(Extracted data entries)

^^^^^^^^^^^^^^^^

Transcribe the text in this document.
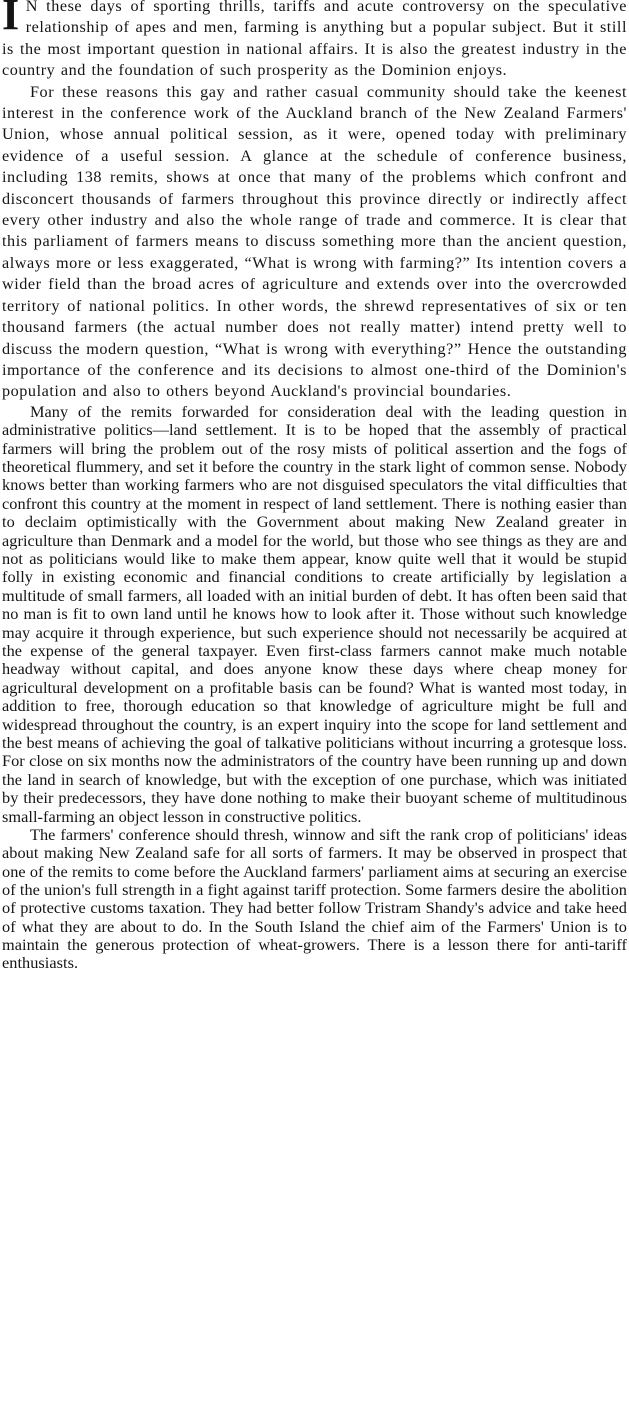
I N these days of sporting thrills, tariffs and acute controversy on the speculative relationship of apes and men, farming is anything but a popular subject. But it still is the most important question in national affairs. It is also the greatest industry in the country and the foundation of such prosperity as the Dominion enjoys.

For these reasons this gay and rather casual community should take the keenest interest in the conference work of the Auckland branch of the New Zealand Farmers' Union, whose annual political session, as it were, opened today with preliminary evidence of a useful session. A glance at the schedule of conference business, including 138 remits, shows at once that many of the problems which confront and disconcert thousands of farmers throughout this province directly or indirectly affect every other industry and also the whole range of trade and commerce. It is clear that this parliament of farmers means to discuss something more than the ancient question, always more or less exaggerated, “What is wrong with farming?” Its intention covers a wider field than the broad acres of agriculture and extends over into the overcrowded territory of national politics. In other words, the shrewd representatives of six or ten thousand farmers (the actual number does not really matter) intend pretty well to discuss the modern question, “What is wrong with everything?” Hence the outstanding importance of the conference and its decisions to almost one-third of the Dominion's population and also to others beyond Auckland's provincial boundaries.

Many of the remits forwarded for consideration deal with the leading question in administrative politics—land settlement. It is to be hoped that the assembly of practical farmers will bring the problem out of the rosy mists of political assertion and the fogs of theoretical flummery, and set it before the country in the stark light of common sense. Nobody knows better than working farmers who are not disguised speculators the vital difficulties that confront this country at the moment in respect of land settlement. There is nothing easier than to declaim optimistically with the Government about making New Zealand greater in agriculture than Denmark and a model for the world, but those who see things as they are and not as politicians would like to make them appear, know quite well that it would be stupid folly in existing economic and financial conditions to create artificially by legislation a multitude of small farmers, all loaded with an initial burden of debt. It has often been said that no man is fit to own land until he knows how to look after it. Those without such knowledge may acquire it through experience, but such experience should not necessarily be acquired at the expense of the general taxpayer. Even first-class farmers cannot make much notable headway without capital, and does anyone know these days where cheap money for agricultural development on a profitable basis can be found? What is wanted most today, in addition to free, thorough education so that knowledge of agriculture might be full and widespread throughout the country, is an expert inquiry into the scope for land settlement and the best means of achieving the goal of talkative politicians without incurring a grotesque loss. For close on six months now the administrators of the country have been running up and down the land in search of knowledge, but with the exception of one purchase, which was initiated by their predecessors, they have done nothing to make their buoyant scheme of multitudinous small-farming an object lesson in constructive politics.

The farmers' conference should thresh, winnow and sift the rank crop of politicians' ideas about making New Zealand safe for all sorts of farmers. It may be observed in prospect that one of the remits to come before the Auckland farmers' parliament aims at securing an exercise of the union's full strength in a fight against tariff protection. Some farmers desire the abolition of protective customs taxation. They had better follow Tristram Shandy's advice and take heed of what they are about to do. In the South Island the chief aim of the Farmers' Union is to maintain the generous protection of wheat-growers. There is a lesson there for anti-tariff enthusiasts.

^^^^^^^^^^^^^^^^

• **EXERCISE OBJECTIVE**
Leave out the pictures and give the rest of the records again exactly.

• **RESPONSE TO THIS TASK**
Transcribe the text in this document.
I N these days of sporting thrills, tariffs and acute controversy on the speculative relationship of apes and men, farming is anything but a popular subject. But it still is the most important question in national affairs. It is also the greatest industry in the country and the foundation of such prosperity as the Dominion enjoys.

For these reasons this gay and rather casual community should take the keenest interest in the conference work of the Auckland branch of the New Zealand Farmers' Union, whose annual political session, as it were, opened today with preliminary evidence of a useful session. A glance at the schedule of conference business, including 138 remits, shows at once that many of the problems which confront and disconcert thousands of farmers throughout this province directly or indirectly affect every other industry and also the whole range of trade and commerce. It is clear that this parliament of farmers means to discuss something more than the ancient question, always more or less exaggerated, “What is wrong with farming?” Its intention covers a wider field than the broad acres of agriculture and extends over into the overcrowded territory of national politics. In other words, the shrewd representatives of six or ten thousand farmers (the actual number does not really matter) intend pretty well to discuss the modern question, “What is wrong with everything?” Hence the outstanding importance of the conference and its decisions to almost one-third of the Dominion's population and also to others beyond Auckland's provincial boundaries.

Many of the remits forwarded for consideration deal with the leading question in administrative politics—land settlement. It is to be hoped that the assembly of practical farmers will bring the problem out of the rosy mists of political assertion and the fogs of theoretical flummery, and set it before the country in the stark light of common sense. Nobody knows better than working farmers who are not disguised speculators the vital difficulties that confront this country at the moment in respect of land settlement. There is nothing easier than to declaim optimistically with the Government about making New Zealand greater in agriculture than Denmark and a model for the world, but those who see things as they are and not as politicians would like to make them appear, know quite well that it would be stupid folly in existing economic and financial conditions to create artificially by legislation a multitude of small farmers, all loaded with an initial burden of debt. It has often been said that no man is fit to own land until he knows how to look after it. Those without such knowledge may acquire it through experience, but such experience should not necessarily be acquired at the expense of the general taxpayer. Even first-class farmers cannot make much notable headway without capital, and does anyone know these days where cheap money for agricultural development on a profitable basis can be found? What is wanted most today, in addition to free, thorough education so that knowledge of agriculture might be full and widespread throughout the country, is an expert inquiry into the scope for land settlement and the best means of achieving the goal of talkative politicians without incurring a grotesque loss. For close on six months now the administrators of the country have been running up and down the land in search of knowledge, but with the exception of one purchase, which was initiated by their predecessors, they have done nothing to make their buoyant scheme of multitudinous small-farming an object lesson in constructive politics.

The farmers' conference should thresh, winnow and sift the rank crop of politicians' ideas about making New Zealand safe for all sorts of farmers. It may be observed in prospect that one of the remits to come before the Auckland farmers' parliament aims at securing an exercise of the union's full strength in a fight against tariff protection. Some farmers desire the abolition of protective customs taxation. They had better follow Tristram Shandy's advice and take heed of what they are about to do. In the South Island the chief aim of the Farmers' Union is to maintain the generous protection of wheat-growers. There is a lesson there for anti-tariff enthusiasts.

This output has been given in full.